Copy the listing word for word, starting at its first line and ending at the line that contains "series-line-male [229, 43, 383, 87]", with both of those lines included.

◆ **LISTING**
'''
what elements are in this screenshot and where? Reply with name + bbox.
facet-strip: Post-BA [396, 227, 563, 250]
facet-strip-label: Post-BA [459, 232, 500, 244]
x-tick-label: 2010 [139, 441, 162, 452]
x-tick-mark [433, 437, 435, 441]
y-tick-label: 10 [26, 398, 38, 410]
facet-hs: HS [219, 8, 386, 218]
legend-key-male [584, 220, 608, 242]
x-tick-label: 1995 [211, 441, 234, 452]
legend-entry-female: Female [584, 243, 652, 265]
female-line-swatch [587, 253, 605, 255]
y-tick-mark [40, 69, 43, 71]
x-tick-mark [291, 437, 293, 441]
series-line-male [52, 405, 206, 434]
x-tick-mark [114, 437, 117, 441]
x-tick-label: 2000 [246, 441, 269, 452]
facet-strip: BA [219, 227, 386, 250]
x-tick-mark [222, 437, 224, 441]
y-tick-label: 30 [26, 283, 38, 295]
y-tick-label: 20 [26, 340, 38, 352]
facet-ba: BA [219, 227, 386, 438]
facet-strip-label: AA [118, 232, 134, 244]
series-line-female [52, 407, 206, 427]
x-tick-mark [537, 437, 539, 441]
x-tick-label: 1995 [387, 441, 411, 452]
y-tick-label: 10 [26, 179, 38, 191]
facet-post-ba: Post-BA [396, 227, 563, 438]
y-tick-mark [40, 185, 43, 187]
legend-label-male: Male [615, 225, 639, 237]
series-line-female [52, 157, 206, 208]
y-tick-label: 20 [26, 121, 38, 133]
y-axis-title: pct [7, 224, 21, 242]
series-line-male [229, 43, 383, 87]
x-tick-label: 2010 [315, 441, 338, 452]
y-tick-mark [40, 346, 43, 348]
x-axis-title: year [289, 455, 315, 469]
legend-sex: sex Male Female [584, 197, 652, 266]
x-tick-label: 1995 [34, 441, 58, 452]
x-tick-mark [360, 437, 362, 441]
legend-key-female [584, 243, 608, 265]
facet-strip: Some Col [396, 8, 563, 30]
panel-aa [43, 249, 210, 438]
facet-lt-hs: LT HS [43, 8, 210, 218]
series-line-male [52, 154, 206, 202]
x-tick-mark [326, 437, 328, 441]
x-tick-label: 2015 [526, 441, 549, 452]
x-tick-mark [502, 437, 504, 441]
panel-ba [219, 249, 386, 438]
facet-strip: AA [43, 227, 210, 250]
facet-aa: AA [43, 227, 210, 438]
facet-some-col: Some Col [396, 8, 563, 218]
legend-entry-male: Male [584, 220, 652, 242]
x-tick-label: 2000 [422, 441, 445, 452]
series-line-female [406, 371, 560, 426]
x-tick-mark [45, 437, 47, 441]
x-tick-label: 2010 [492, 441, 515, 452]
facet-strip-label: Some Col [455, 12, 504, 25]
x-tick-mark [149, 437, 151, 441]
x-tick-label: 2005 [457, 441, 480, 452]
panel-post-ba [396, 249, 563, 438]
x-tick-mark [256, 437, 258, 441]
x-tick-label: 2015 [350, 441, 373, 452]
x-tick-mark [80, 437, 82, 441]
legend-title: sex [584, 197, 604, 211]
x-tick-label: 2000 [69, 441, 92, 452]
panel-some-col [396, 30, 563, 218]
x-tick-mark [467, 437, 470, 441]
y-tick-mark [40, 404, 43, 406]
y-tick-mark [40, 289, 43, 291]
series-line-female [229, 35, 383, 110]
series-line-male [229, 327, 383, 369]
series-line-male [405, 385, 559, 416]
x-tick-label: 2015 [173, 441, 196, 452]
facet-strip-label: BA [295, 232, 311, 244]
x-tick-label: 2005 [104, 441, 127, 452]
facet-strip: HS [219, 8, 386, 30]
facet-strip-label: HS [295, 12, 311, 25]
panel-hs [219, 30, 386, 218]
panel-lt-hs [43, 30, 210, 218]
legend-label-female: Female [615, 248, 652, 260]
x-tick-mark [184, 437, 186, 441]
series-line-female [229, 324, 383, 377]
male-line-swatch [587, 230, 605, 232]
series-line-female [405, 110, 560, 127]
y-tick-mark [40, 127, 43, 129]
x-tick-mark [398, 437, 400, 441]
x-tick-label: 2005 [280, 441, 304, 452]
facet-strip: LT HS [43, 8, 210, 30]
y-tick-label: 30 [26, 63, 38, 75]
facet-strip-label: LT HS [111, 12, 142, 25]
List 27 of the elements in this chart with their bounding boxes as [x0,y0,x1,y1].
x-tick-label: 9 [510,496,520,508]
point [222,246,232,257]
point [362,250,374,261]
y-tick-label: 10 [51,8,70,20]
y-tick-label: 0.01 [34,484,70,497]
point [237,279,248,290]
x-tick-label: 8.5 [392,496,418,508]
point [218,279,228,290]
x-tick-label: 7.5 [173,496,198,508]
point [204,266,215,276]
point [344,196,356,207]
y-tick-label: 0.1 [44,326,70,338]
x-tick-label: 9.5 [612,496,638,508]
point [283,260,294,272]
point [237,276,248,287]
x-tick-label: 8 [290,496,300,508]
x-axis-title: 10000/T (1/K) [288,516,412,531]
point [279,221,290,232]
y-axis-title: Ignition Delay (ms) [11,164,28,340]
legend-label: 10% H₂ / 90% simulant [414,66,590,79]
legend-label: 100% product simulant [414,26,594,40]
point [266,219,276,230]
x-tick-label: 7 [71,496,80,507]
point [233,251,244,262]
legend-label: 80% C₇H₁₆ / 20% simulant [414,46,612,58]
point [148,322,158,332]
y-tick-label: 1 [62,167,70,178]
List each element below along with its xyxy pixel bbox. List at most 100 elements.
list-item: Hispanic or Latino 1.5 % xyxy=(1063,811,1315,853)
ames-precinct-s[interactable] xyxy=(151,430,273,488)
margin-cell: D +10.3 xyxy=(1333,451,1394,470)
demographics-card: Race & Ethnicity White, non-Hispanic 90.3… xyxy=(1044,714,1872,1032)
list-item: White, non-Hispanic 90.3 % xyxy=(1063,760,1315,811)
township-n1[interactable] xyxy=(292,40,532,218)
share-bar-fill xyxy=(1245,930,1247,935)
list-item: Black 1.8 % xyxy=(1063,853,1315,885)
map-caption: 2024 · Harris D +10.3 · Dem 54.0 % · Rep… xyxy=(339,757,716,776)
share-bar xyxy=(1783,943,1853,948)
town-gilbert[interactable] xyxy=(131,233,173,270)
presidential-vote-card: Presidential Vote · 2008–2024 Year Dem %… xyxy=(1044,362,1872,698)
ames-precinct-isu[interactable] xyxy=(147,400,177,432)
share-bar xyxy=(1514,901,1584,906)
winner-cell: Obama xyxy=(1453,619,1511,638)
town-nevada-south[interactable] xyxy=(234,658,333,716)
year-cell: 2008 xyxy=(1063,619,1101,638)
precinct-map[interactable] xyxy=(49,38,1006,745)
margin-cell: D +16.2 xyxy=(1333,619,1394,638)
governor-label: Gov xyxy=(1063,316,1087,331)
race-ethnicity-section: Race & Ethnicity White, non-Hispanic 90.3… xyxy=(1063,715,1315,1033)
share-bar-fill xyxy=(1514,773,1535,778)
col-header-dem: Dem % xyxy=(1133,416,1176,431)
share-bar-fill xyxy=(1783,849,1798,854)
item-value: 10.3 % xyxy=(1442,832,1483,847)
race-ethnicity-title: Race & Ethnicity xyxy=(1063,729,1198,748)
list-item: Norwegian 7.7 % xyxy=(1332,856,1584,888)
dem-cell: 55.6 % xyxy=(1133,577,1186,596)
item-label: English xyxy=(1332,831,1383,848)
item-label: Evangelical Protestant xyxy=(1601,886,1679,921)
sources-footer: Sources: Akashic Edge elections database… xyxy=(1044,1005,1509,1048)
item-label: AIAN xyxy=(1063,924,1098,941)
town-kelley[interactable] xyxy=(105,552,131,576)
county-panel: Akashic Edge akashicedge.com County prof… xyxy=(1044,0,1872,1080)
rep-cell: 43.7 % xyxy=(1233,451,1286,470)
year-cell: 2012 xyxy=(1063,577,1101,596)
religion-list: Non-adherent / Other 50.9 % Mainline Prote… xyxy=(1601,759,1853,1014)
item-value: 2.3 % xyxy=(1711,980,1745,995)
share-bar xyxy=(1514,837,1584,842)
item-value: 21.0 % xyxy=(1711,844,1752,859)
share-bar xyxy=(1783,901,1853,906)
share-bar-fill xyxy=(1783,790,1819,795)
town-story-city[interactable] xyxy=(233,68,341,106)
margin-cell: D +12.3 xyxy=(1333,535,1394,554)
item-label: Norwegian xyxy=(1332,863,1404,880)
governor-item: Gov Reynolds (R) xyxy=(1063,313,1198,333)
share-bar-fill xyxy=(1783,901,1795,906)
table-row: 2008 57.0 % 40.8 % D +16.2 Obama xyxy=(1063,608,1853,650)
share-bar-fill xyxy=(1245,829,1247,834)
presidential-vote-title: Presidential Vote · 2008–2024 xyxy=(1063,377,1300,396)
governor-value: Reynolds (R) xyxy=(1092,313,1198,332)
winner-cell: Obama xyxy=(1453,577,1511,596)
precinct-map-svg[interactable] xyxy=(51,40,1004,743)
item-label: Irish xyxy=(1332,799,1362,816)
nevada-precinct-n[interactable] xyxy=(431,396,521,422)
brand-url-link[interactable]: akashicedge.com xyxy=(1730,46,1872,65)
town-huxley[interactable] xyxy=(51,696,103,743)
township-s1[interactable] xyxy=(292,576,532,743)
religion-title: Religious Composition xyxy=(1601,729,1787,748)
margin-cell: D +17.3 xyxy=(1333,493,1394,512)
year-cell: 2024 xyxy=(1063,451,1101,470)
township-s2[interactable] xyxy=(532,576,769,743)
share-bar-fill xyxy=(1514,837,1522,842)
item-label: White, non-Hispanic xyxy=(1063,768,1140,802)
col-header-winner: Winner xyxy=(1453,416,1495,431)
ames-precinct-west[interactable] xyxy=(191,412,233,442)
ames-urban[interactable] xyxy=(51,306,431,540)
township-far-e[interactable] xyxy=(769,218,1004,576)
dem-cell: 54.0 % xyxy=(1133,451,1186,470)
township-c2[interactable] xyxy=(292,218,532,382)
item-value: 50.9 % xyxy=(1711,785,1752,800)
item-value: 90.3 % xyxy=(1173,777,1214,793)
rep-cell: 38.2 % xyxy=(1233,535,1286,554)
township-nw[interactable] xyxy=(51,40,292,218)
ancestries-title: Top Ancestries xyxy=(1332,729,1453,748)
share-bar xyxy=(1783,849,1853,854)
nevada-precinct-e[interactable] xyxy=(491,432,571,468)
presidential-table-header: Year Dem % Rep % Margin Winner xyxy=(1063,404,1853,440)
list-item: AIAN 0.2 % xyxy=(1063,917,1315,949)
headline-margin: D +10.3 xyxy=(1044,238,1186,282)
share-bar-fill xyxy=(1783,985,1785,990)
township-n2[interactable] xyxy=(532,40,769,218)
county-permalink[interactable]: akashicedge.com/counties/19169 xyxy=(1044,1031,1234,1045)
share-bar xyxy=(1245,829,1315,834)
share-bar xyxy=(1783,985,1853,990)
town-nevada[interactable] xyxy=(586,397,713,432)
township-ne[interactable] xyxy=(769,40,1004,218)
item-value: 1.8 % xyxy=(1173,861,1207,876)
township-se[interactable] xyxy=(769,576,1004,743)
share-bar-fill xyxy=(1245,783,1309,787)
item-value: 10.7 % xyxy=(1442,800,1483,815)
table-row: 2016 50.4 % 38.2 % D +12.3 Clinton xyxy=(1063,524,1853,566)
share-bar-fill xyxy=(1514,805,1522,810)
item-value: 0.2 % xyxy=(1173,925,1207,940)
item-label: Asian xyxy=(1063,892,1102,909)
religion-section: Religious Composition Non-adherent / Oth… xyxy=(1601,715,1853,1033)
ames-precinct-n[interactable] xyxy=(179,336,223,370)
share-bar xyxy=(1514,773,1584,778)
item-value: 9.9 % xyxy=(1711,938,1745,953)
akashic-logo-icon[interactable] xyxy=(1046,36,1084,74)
'''
◆ **RESULT OF THE EXERCISE**
what elements are in this screenshot and where? Reply with name + bbox.
facet-strip: Post-BA [396, 227, 563, 250]
facet-strip-label: Post-BA [459, 232, 500, 244]
x-tick-label: 2010 [139, 441, 162, 452]
x-tick-mark [433, 437, 435, 441]
y-tick-label: 10 [26, 398, 38, 410]
facet-hs: HS [219, 8, 386, 218]
legend-key-male [584, 220, 608, 242]
x-tick-label: 1995 [211, 441, 234, 452]
legend-entry-female: Female [584, 243, 652, 265]
female-line-swatch [587, 253, 605, 255]
y-tick-mark [40, 69, 43, 71]
x-tick-mark [291, 437, 293, 441]
series-line-male [52, 405, 206, 434]
x-tick-mark [114, 437, 117, 441]
x-tick-label: 2000 [246, 441, 269, 452]
facet-strip: BA [219, 227, 386, 250]
x-tick-mark [222, 437, 224, 441]
y-tick-label: 30 [26, 283, 38, 295]
y-tick-label: 20 [26, 340, 38, 352]
facet-ba: BA [219, 227, 386, 438]
facet-strip-label: AA [118, 232, 134, 244]
series-line-female [52, 407, 206, 427]
x-tick-mark [537, 437, 539, 441]
x-tick-label: 1995 [387, 441, 411, 452]
y-tick-label: 10 [26, 179, 38, 191]
facet-post-ba: Post-BA [396, 227, 563, 438]
y-tick-mark [40, 185, 43, 187]
legend-label-male: Male [615, 225, 639, 237]
series-line-female [52, 157, 206, 208]
y-tick-label: 20 [26, 121, 38, 133]
y-axis-title: pct [7, 224, 21, 242]
series-line-male [229, 43, 383, 87]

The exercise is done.